───── SUPPLIED RECORDS
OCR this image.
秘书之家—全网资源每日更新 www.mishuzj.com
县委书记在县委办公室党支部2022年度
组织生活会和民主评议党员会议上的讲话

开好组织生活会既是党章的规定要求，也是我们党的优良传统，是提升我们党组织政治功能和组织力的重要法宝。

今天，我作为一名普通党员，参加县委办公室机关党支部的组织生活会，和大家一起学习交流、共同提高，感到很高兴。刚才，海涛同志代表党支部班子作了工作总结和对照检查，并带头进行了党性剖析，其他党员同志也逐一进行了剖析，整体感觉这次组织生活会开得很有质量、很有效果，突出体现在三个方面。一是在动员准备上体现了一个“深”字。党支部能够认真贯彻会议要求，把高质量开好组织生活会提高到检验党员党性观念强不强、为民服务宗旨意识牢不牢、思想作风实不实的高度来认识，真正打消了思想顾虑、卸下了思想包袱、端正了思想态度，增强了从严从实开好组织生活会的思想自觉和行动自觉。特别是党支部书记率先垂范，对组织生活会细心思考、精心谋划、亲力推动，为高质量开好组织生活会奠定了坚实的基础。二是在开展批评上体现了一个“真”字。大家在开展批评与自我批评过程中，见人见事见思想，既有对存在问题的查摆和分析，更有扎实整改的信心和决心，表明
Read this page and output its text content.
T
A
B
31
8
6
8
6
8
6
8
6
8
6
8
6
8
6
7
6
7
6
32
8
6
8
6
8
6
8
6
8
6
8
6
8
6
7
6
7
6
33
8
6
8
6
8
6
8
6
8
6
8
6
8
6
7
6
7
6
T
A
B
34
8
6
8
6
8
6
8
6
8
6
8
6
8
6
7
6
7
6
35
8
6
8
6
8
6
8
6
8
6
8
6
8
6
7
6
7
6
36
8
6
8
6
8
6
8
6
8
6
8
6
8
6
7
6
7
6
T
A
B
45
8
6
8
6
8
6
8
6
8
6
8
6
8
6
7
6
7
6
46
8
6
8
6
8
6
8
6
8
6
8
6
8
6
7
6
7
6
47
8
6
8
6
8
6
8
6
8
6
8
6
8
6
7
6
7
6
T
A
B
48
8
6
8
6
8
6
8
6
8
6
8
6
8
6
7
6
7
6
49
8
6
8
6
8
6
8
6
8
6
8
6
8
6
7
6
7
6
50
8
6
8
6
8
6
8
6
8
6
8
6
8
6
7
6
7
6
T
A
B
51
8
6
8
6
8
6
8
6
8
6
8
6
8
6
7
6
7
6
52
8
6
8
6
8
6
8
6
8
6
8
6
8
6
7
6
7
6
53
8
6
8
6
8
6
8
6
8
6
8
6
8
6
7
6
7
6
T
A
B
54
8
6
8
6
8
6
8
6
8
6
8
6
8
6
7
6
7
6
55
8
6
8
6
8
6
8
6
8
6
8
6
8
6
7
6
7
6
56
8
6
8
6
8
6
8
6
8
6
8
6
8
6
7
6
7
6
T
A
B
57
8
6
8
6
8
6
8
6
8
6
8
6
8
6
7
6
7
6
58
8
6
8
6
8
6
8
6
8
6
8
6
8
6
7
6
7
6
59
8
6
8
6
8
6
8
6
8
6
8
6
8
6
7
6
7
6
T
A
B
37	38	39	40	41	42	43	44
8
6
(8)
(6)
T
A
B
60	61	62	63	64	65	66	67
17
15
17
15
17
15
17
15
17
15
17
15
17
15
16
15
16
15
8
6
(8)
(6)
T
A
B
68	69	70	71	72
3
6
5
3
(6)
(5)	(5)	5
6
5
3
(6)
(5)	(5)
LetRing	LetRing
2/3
──────────
◆ WHAT IS REQUIRED
Take the entries above and transcribe them in full.

◆ ANSWER FOR THE TASK
OCR this image.
秘书之家—全网资源每日更新 www.mishuzj.com
县委书记在县委办公室党支部2022年度
组织生活会和民主评议党员会议上的讲话

开好组织生活会既是党章的规定要求，也是我们党的优良传统，是提升我们党组织政治功能和组织力的重要法宝。

今天，我作为一名普通党员，参加县委办公室机关党支部的组织生活会，和大家一起学习交流、共同提高，感到很高兴。刚才，海涛同志代表党支部班子作了工作总结和对照检查，并带头进行了党性剖析，其他党员同志也逐一进行了剖析，整体感觉这次组织生活会开得很有质量、很有效果，突出体现在三个方面。一是在动员准备上体现了一个“深”字。党支部能够认真贯彻会议要求，把高质量开好组织生活会提高到检验党员党性观念强不强、为民服务宗旨意识牢不牢、思想作风实不实的高度来认识，真正打消了思想顾虑、卸下了思想包袱、端正了思想态度，增强了从严从实开好组织生活会的思想自觉和行动自觉。特别是党支部书记率先垂范，对组织生活会细心思考、精心谋划、亲力推动，为高质量开好组织生活会奠定了坚实的基础。二是在开展批评上体现了一个“真”字。大家在开展批评与自我批评过程中，见人见事见思想，既有对存在问题的查摆和分析，更有扎实整改的信心和决心，表明
Read this page and output its text content.
T
A
B
31
8
6
8
6
8
6
8
6
8
6
8
6
8
6
7
6
7
6
32
8
6
8
6
8
6
8
6
8
6
8
6
8
6
7
6
7
6
33
8
6
8
6
8
6
8
6
8
6
8
6
8
6
7
6
7
6
T
A
B
34
8
6
8
6
8
6
8
6
8
6
8
6
8
6
7
6
7
6
35
8
6
8
6
8
6
8
6
8
6
8
6
8
6
7
6
7
6
36
8
6
8
6
8
6
8
6
8
6
8
6
8
6
7
6
7
6
T
A
B
45
8
6
8
6
8
6
8
6
8
6
8
6
8
6
7
6
7
6
46
8
6
8
6
8
6
8
6
8
6
8
6
8
6
7
6
7
6
47
8
6
8
6
8
6
8
6
8
6
8
6
8
6
7
6
7
6
T
A
B
48
8
6
8
6
8
6
8
6
8
6
8
6
8
6
7
6
7
6
49
8
6
8
6
8
6
8
6
8
6
8
6
8
6
7
6
7
6
50
8
6
8
6
8
6
8
6
8
6
8
6
8
6
7
6
7
6
T
A
B
51
8
6
8
6
8
6
8
6
8
6
8
6
8
6
7
6
7
6
52
8
6
8
6
8
6
8
6
8
6
8
6
8
6
7
6
7
6
53
8
6
8
6
8
6
8
6
8
6
8
6
8
6
7
6
7
6
T
A
B
54
8
6
8
6
8
6
8
6
8
6
8
6
8
6
7
6
7
6
55
8
6
8
6
8
6
8
6
8
6
8
6
8
6
7
6
7
6
56
8
6
8
6
8
6
8
6
8
6
8
6
8
6
7
6
7
6
T
A
B
57
8
6
8
6
8
6
8
6
8
6
8
6
8
6
7
6
7
6
58
8
6
8
6
8
6
8
6
8
6
8
6
8
6
7
6
7
6
59
8
6
8
6
8
6
8
6
8
6
8
6
8
6
7
6
7
6
T
A
B
37	38	39	40	41	42	43	44
8
6
(8)
(6)
T
A
B
60	61	62	63	64	65	66	67
17
15
17
15
17
15
17
15
17
15
17
15
17
15
16
15
16
15
8
6
(8)
(6)
T
A
B
68	69	70	71	72
3
6
5
3
(6)
(5)	(5)	5
6
5
3
(6)
(5)	(5)
LetRing	LetRing
2/3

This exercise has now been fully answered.